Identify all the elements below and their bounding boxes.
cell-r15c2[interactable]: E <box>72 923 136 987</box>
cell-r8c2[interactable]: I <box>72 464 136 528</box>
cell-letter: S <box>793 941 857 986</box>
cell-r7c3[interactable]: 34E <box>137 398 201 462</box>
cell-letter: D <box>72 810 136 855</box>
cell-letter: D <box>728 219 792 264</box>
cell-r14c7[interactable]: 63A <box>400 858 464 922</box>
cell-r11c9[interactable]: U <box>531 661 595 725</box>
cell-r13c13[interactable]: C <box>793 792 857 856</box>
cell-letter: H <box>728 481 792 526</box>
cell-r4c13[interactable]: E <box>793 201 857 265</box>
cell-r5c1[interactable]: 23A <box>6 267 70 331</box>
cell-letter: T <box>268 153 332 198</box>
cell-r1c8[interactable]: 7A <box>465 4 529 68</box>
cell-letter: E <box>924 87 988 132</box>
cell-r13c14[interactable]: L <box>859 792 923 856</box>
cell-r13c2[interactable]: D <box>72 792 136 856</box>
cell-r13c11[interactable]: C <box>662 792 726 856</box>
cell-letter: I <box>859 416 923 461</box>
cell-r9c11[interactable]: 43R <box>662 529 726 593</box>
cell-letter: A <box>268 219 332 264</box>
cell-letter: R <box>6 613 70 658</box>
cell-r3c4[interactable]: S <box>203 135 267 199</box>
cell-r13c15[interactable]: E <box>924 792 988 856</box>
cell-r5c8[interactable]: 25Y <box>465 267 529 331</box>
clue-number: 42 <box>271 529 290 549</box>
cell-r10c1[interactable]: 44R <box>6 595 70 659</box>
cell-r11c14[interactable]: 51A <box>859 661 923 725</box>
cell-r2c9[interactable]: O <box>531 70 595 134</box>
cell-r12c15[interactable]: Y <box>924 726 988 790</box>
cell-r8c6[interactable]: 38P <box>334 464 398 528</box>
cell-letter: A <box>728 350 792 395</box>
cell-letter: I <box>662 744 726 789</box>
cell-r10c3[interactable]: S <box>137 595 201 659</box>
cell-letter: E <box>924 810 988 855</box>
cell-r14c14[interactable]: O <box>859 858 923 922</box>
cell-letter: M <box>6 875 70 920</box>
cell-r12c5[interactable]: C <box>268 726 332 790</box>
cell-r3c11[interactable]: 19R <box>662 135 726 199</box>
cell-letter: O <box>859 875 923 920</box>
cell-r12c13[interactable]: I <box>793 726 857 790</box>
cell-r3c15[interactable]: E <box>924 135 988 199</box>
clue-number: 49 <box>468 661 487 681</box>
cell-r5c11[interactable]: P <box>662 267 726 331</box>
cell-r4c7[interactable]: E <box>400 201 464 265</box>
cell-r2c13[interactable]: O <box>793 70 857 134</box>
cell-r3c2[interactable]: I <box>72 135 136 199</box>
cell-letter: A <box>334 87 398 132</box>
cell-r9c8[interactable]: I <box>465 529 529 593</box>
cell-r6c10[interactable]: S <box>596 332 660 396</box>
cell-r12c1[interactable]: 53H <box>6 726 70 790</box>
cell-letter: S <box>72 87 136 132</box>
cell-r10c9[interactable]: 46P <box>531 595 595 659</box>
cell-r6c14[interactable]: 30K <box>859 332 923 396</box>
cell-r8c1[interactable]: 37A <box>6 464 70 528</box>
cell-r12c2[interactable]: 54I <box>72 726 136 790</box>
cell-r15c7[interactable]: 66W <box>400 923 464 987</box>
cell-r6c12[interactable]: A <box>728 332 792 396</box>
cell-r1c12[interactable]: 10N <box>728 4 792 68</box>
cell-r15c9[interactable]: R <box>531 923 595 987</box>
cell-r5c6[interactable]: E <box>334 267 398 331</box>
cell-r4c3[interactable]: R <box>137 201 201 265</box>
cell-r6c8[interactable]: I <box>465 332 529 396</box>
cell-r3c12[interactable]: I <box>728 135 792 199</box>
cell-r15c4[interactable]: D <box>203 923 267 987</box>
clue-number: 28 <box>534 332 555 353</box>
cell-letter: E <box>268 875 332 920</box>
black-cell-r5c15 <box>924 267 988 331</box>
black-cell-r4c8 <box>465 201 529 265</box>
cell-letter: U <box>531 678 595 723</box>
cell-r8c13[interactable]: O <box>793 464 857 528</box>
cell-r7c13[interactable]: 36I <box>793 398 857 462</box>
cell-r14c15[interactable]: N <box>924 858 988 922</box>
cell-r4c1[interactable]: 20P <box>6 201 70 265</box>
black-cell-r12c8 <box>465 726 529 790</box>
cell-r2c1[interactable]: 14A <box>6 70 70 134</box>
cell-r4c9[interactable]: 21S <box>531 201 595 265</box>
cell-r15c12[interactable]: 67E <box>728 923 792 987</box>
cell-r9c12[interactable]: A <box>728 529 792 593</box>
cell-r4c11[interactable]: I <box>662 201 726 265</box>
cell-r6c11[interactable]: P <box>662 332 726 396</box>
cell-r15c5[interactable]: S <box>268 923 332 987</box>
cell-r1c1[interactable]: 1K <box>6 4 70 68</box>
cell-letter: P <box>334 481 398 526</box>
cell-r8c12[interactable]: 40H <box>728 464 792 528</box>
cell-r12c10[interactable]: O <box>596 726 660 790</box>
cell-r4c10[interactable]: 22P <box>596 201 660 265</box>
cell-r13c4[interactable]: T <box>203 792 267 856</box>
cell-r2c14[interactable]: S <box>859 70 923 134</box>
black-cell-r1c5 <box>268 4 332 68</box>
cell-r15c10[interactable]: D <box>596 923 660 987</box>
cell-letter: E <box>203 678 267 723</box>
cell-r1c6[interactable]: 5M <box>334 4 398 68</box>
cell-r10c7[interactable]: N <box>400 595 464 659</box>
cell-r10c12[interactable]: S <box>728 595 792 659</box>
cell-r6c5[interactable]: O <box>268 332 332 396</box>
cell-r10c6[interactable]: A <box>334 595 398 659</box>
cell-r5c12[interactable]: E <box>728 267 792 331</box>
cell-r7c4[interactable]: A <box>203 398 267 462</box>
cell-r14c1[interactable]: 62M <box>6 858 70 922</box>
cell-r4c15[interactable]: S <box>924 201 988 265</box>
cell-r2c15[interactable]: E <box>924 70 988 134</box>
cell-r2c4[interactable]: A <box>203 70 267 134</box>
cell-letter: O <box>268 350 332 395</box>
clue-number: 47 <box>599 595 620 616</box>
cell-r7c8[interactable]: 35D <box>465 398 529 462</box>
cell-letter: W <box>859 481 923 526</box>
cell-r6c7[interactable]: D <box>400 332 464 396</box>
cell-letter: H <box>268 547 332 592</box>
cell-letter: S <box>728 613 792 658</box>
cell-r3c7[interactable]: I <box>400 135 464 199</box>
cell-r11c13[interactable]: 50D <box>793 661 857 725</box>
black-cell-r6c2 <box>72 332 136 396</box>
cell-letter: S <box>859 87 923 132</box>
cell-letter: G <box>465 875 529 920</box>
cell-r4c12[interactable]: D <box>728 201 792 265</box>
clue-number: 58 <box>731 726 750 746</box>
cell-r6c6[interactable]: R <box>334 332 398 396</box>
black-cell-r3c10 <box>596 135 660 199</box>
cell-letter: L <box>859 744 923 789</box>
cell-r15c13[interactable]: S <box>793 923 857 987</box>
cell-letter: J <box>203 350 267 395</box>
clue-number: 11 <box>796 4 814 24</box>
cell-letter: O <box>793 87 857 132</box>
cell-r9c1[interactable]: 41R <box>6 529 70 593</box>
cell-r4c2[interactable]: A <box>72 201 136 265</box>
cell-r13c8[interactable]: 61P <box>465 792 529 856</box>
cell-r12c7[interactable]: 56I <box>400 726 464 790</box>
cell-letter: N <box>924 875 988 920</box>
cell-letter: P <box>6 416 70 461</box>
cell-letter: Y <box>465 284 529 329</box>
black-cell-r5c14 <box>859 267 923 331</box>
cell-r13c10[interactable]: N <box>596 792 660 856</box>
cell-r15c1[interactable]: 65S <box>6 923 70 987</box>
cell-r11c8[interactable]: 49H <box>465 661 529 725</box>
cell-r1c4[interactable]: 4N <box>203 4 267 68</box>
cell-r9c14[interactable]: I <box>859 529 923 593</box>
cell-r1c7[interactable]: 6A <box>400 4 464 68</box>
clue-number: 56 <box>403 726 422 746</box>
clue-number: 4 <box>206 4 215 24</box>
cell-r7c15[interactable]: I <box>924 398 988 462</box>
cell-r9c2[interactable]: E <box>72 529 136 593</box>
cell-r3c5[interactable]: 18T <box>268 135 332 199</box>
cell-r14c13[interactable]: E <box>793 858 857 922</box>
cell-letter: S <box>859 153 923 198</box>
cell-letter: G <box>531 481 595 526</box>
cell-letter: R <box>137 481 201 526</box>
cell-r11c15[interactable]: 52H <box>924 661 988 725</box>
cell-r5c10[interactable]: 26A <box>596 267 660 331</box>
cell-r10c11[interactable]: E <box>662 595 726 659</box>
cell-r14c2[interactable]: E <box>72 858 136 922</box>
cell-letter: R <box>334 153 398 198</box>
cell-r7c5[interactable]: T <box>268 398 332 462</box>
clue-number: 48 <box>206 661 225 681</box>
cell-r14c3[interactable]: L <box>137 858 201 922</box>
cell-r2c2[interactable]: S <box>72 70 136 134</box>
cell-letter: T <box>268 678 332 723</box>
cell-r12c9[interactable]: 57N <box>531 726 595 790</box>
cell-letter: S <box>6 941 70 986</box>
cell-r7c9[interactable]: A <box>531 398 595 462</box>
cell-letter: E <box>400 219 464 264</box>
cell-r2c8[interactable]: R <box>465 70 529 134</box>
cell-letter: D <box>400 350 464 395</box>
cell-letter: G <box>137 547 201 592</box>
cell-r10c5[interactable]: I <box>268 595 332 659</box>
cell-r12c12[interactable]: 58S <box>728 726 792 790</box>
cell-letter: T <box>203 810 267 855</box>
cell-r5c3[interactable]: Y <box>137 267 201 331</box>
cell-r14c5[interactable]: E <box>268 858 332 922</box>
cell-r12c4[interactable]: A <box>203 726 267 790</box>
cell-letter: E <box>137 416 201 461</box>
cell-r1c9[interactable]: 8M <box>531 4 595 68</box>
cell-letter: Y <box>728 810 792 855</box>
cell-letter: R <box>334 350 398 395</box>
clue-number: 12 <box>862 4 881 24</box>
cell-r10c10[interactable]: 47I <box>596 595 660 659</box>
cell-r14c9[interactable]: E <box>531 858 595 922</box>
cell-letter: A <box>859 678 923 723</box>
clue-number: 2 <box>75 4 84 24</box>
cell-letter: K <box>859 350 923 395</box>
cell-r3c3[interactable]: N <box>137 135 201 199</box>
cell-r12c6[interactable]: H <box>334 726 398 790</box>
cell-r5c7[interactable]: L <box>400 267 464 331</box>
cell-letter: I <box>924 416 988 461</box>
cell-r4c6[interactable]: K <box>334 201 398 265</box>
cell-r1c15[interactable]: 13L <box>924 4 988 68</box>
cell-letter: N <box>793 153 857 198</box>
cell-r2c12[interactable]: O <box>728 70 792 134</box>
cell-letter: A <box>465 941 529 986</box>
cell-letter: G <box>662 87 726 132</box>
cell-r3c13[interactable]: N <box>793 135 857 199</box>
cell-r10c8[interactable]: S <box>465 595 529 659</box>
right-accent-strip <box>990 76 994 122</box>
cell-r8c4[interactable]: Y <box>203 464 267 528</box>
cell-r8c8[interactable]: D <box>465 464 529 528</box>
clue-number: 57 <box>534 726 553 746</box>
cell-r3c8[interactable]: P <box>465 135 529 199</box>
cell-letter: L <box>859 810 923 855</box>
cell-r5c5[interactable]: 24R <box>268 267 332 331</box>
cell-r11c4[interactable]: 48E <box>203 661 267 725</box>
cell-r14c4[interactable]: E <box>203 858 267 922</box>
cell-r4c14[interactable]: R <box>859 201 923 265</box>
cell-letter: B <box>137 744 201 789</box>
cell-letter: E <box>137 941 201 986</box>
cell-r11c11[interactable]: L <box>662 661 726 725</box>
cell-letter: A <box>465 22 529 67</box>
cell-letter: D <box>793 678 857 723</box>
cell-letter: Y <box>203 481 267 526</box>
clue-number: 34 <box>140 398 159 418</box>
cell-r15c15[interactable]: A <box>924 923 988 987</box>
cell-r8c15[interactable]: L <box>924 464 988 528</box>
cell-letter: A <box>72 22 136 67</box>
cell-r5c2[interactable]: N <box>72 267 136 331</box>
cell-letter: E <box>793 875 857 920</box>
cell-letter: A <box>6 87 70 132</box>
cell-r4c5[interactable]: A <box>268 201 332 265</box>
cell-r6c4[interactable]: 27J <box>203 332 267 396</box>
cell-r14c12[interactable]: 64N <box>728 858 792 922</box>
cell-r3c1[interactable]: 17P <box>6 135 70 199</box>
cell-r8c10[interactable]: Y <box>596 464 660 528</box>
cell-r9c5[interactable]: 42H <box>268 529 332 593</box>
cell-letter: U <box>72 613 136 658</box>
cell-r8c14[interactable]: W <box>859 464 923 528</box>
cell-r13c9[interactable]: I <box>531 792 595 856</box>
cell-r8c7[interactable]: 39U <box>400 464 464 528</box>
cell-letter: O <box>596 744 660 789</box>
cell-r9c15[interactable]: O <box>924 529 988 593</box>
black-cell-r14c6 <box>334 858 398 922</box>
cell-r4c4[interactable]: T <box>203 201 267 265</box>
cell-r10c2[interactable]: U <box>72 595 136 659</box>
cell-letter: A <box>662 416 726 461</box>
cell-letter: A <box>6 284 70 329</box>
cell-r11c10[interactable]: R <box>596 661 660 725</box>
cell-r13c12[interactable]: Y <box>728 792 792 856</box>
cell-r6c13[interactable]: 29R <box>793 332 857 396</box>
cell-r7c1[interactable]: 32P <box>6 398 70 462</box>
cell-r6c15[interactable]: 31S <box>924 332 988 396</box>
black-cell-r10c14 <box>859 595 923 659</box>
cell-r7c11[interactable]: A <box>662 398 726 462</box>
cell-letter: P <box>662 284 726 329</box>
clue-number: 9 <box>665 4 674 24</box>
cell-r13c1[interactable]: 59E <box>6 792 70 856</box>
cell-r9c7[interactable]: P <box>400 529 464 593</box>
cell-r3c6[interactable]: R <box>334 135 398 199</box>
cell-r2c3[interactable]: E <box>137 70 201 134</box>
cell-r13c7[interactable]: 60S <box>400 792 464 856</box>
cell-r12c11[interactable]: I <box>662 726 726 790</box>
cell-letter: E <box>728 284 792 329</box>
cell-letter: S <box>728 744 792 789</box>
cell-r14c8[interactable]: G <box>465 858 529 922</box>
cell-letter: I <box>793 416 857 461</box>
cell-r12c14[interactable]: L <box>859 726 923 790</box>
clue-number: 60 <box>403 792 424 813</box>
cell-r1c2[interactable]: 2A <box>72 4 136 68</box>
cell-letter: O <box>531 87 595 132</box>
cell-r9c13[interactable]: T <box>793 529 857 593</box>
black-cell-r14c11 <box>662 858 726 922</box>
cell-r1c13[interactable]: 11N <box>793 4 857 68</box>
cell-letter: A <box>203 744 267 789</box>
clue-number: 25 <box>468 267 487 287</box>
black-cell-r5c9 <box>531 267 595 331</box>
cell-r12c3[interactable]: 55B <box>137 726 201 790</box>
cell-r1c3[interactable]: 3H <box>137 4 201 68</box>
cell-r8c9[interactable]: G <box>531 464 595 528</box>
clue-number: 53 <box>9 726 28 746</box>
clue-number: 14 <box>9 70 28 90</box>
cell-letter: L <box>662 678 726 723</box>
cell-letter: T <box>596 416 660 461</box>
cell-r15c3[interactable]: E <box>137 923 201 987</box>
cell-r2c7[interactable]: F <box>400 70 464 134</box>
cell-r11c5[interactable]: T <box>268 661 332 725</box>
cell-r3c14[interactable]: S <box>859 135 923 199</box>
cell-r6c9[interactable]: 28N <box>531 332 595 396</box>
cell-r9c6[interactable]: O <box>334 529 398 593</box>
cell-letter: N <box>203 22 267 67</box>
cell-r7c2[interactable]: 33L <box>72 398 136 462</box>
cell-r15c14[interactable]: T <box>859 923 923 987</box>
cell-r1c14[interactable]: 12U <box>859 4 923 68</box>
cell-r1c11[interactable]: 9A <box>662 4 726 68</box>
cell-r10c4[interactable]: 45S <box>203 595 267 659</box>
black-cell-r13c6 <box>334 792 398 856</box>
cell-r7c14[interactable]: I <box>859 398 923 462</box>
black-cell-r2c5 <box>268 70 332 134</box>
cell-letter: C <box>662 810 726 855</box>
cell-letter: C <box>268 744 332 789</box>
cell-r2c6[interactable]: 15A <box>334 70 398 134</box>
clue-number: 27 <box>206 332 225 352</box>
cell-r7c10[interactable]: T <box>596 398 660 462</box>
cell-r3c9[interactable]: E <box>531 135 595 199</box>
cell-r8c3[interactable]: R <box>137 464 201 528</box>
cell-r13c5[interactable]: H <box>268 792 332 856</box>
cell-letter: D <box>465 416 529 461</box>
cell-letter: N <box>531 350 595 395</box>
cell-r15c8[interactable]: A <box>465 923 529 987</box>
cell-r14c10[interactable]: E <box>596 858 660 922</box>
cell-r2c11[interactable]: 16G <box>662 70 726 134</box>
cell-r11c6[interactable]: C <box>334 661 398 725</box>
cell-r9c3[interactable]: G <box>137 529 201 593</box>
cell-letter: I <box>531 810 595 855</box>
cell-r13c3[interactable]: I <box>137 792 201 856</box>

________

Copy the rows above word for word, beginning at the first row and stopping after the line that contains "cell-r9c11[interactable]: 43R <box>662". Include both the first row and that line.

Identify all the elements below and their bounding boxes.
cell-r15c2[interactable]: E <box>72 923 136 987</box>
cell-r8c2[interactable]: I <box>72 464 136 528</box>
cell-letter: S <box>793 941 857 986</box>
cell-r7c3[interactable]: 34E <box>137 398 201 462</box>
cell-letter: D <box>72 810 136 855</box>
cell-letter: D <box>728 219 792 264</box>
cell-r14c7[interactable]: 63A <box>400 858 464 922</box>
cell-r11c9[interactable]: U <box>531 661 595 725</box>
cell-r13c13[interactable]: C <box>793 792 857 856</box>
cell-letter: H <box>728 481 792 526</box>
cell-r4c13[interactable]: E <box>793 201 857 265</box>
cell-r5c1[interactable]: 23A <box>6 267 70 331</box>
cell-letter: T <box>268 153 332 198</box>
cell-r1c8[interactable]: 7A <box>465 4 529 68</box>
cell-letter: E <box>924 87 988 132</box>
cell-r13c14[interactable]: L <box>859 792 923 856</box>
cell-r13c2[interactable]: D <box>72 792 136 856</box>
cell-r13c11[interactable]: C <box>662 792 726 856</box>
cell-letter: I <box>859 416 923 461</box>
cell-r9c11[interactable]: 43R <box>662 529 726 593</box>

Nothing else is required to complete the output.